> Given problem: Copy out every line containing the word "another".

> A run of records:

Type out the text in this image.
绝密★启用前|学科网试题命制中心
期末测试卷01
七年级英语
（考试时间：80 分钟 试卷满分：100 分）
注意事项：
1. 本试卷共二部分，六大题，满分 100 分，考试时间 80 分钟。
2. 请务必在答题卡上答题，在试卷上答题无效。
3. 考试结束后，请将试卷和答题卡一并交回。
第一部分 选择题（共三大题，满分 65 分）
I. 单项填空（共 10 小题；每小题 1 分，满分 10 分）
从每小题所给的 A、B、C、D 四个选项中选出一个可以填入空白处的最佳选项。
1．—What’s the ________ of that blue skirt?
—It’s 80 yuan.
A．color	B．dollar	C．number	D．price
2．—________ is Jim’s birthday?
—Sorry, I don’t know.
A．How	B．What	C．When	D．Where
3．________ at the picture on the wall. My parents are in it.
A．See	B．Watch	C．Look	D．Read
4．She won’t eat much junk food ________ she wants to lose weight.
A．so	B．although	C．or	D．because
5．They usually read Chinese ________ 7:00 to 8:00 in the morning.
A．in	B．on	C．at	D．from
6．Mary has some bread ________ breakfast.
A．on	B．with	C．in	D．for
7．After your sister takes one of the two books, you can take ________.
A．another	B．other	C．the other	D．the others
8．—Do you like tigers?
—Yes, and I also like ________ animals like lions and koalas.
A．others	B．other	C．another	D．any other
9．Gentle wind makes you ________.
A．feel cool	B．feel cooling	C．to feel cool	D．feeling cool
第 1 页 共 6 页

> Answer to the exercise:
A．another	B．other	C．the other	D．the others
A．others	B．other	C．another	D．any other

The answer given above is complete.